Problem statement:
Write out each record again exactly as it stands.

Information supplied:
###

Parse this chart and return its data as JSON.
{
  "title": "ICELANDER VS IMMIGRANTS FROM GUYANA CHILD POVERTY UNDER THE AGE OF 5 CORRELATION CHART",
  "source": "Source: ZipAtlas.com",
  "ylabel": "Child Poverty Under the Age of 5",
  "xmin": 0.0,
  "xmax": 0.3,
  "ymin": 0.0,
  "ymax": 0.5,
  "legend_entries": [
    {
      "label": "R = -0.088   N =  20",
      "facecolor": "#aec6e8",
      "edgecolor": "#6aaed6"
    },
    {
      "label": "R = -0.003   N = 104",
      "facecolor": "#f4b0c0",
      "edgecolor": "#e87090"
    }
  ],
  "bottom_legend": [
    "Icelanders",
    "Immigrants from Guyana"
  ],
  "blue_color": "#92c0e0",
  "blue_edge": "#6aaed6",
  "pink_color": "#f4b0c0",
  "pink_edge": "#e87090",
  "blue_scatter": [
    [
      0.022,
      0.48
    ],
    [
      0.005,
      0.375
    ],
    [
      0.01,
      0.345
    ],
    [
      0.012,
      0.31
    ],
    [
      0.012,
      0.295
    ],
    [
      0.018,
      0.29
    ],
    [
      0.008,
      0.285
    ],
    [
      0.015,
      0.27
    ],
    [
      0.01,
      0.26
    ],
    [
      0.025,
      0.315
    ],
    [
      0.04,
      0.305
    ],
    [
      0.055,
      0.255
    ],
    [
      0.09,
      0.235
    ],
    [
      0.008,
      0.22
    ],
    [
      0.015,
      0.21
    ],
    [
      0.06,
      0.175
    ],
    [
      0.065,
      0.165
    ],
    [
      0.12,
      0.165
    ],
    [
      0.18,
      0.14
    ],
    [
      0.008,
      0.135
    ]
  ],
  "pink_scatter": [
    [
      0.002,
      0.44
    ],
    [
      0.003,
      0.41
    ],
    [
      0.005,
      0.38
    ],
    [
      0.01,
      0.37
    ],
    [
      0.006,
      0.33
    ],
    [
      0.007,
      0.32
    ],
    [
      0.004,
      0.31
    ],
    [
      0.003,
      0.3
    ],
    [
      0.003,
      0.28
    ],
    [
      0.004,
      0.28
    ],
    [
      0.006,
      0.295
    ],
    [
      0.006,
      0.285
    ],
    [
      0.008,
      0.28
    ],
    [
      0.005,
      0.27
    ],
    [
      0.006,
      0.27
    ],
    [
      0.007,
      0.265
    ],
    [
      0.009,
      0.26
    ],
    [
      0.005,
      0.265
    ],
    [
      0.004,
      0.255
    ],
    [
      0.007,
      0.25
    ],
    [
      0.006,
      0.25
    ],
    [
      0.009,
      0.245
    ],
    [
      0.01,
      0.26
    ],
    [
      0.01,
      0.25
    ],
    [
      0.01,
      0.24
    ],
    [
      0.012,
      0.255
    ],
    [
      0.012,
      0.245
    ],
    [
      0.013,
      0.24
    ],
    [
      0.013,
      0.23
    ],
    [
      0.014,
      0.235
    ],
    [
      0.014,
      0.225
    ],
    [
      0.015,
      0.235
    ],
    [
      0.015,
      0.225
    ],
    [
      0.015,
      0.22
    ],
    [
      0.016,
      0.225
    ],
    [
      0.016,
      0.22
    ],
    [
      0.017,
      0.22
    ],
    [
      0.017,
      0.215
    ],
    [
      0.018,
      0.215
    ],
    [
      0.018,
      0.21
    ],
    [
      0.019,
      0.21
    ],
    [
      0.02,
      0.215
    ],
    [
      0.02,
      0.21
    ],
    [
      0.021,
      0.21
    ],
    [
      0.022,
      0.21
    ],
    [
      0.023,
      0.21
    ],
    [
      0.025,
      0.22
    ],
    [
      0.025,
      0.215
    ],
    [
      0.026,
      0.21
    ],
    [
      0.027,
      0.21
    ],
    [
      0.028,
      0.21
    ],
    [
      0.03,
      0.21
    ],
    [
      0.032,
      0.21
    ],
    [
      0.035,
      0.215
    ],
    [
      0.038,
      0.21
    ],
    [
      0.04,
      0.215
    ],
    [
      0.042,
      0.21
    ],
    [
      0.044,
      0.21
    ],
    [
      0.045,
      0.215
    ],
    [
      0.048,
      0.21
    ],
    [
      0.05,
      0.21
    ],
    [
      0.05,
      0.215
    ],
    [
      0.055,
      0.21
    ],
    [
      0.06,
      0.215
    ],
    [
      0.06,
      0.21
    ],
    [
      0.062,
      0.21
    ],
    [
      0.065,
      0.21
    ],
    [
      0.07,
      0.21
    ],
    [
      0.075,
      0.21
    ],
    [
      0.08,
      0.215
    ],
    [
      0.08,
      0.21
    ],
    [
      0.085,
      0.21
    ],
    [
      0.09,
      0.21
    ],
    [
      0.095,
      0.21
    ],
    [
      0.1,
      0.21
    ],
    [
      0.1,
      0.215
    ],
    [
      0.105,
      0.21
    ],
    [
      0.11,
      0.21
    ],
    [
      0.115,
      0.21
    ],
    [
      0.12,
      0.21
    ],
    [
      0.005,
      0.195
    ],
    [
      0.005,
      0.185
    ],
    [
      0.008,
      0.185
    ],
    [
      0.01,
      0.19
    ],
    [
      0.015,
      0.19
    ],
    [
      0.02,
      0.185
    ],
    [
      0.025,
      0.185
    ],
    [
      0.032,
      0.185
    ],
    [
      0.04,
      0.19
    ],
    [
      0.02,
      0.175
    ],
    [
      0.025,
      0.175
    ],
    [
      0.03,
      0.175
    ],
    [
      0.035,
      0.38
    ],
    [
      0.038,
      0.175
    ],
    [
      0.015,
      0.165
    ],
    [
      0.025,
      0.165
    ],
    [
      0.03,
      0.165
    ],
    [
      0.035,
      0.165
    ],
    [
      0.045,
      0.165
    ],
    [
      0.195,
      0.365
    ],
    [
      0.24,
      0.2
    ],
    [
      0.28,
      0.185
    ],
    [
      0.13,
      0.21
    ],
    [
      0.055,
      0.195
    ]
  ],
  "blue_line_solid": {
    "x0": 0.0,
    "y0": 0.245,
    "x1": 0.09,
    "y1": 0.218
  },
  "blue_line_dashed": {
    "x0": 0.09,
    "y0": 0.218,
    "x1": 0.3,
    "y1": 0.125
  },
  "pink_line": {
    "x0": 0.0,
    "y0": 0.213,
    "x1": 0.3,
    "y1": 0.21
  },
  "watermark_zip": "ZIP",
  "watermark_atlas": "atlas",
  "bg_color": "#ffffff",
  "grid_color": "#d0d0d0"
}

###

Correct answer:
Parse this chart and return its data as JSON.
{
  "title": "ICELANDER VS IMMIGRANTS FROM GUYANA CHILD POVERTY UNDER THE AGE OF 5 CORRELATION CHART",
  "source": "Source: ZipAtlas.com",
  "ylabel": "Child Poverty Under the Age of 5",
  "xmin": 0.0,
  "xmax": 0.3,
  "ymin": 0.0,
  "ymax": 0.5,
  "legend_entries": [
    {
      "label": "R = -0.088   N =  20",
      "facecolor": "#aec6e8",
      "edgecolor": "#6aaed6"
    },
    {
      "label": "R = -0.003   N = 104",
      "facecolor": "#f4b0c0",
      "edgecolor": "#e87090"
    }
  ],
  "bottom_legend": [
    "Icelanders",
    "Immigrants from Guyana"
  ],
  "blue_color": "#92c0e0",
  "blue_edge": "#6aaed6",
  "pink_color": "#f4b0c0",
  "pink_edge": "#e87090",
  "blue_scatter": [
    [
      0.022,
      0.48
    ],
    [
      0.005,
      0.375
    ],
    [
      0.01,
      0.345
    ],
    [
      0.012,
      0.31
    ],
    [
      0.012,
      0.295
    ],
    [
      0.018,
      0.29
    ],
    [
      0.008,
      0.285
    ],
    [
      0.015,
      0.27
    ],
    [
      0.01,
      0.26
    ],
    [
      0.025,
      0.315
    ],
    [
      0.04,
      0.305
    ],
    [
      0.055,
      0.255
    ],
    [
      0.09,
      0.235
    ],
    [
      0.008,
      0.22
    ],
    [
      0.015,
      0.21
    ],
    [
      0.06,
      0.175
    ],
    [
      0.065,
      0.165
    ],
    [
      0.12,
      0.165
    ],
    [
      0.18,
      0.14
    ],
    [
      0.008,
      0.135
    ]
  ],
  "pink_scatter": [
    [
      0.002,
      0.44
    ],
    [
      0.003,
      0.41
    ],
    [
      0.005,
      0.38
    ],
    [
      0.01,
      0.37
    ],
    [
      0.006,
      0.33
    ],
    [
      0.007,
      0.32
    ],
    [
      0.004,
      0.31
    ],
    [
      0.003,
      0.3
    ],
    [
      0.003,
      0.28
    ],
    [
      0.004,
      0.28
    ],
    [
      0.006,
      0.295
    ],
    [
      0.006,
      0.285
    ],
    [
      0.008,
      0.28
    ],
    [
      0.005,
      0.27
    ],
    [
      0.006,
      0.27
    ],
    [
      0.007,
      0.265
    ],
    [
      0.009,
      0.26
    ],
    [
      0.005,
      0.265
    ],
    [
      0.004,
      0.255
    ],
    [
      0.007,
      0.25
    ],
    [
      0.006,
      0.25
    ],
    [
      0.009,
      0.245
    ],
    [
      0.01,
      0.26
    ],
    [
      0.01,
      0.25
    ],
    [
      0.01,
      0.24
    ],
    [
      0.012,
      0.255
    ],
    [
      0.012,
      0.245
    ],
    [
      0.013,
      0.24
    ],
    [
      0.013,
      0.23
    ],
    [
      0.014,
      0.235
    ],
    [
      0.014,
      0.225
    ],
    [
      0.015,
      0.235
    ],
    [
      0.015,
      0.225
    ],
    [
      0.015,
      0.22
    ],
    [
      0.016,
      0.225
    ],
    [
      0.016,
      0.22
    ],
    [
      0.017,
      0.22
    ],
    [
      0.017,
      0.215
    ],
    [
      0.018,
      0.215
    ],
    [
      0.018,
      0.21
    ],
    [
      0.019,
      0.21
    ],
    [
      0.02,
      0.215
    ],
    [
      0.02,
      0.21
    ],
    [
      0.021,
      0.21
    ],
    [
      0.022,
      0.21
    ],
    [
      0.023,
      0.21
    ],
    [
      0.025,
      0.22
    ],
    [
      0.025,
      0.215
    ],
    [
      0.026,
      0.21
    ],
    [
      0.027,
      0.21
    ],
    [
      0.028,
      0.21
    ],
    [
      0.03,
      0.21
    ],
    [
      0.032,
      0.21
    ],
    [
      0.035,
      0.215
    ],
    [
      0.038,
      0.21
    ],
    [
      0.04,
      0.215
    ],
    [
      0.042,
      0.21
    ],
    [
      0.044,
      0.21
    ],
    [
      0.045,
      0.215
    ],
    [
      0.048,
      0.21
    ],
    [
      0.05,
      0.21
    ],
    [
      0.05,
      0.215
    ],
    [
      0.055,
      0.21
    ],
    [
      0.06,
      0.215
    ],
    [
      0.06,
      0.21
    ],
    [
      0.062,
      0.21
    ],
    [
      0.065,
      0.21
    ],
    [
      0.07,
      0.21
    ],
    [
      0.075,
      0.21
    ],
    [
      0.08,
      0.215
    ],
    [
      0.08,
      0.21
    ],
    [
      0.085,
      0.21
    ],
    [
      0.09,
      0.21
    ],
    [
      0.095,
      0.21
    ],
    [
      0.1,
      0.21
    ],
    [
      0.1,
      0.215
    ],
    [
      0.105,
      0.21
    ],
    [
      0.11,
      0.21
    ],
    [
      0.115,
      0.21
    ],
    [
      0.12,
      0.21
    ],
    [
      0.005,
      0.195
    ],
    [
      0.005,
      0.185
    ],
    [
      0.008,
      0.185
    ],
    [
      0.01,
      0.19
    ],
    [
      0.015,
      0.19
    ],
    [
      0.02,
      0.185
    ],
    [
      0.025,
      0.185
    ],
    [
      0.032,
      0.185
    ],
    [
      0.04,
      0.19
    ],
    [
      0.02,
      0.175
    ],
    [
      0.025,
      0.175
    ],
    [
      0.03,
      0.175
    ],
    [
      0.035,
      0.38
    ],
    [
      0.038,
      0.175
    ],
    [
      0.015,
      0.165
    ],
    [
      0.025,
      0.165
    ],
    [
      0.03,
      0.165
    ],
    [
      0.035,
      0.165
    ],
    [
      0.045,
      0.165
    ],
    [
      0.195,
      0.365
    ],
    [
      0.24,
      0.2
    ],
    [
      0.28,
      0.185
    ],
    [
      0.13,
      0.21
    ],
    [
      0.055,
      0.195
    ]
  ],
  "blue_line_solid": {
    "x0": 0.0,
    "y0": 0.245,
    "x1": 0.09,
    "y1": 0.218
  },
  "blue_line_dashed": {
    "x0": 0.09,
    "y0": 0.218,
    "x1": 0.3,
    "y1": 0.125
  },
  "pink_line": {
    "x0": 0.0,
    "y0": 0.213,
    "x1": 0.3,
    "y1": 0.21
  },
  "watermark_zip": "ZIP",
  "watermark_atlas": "atlas",
  "bg_color": "#ffffff",
  "grid_color": "#d0d0d0"
}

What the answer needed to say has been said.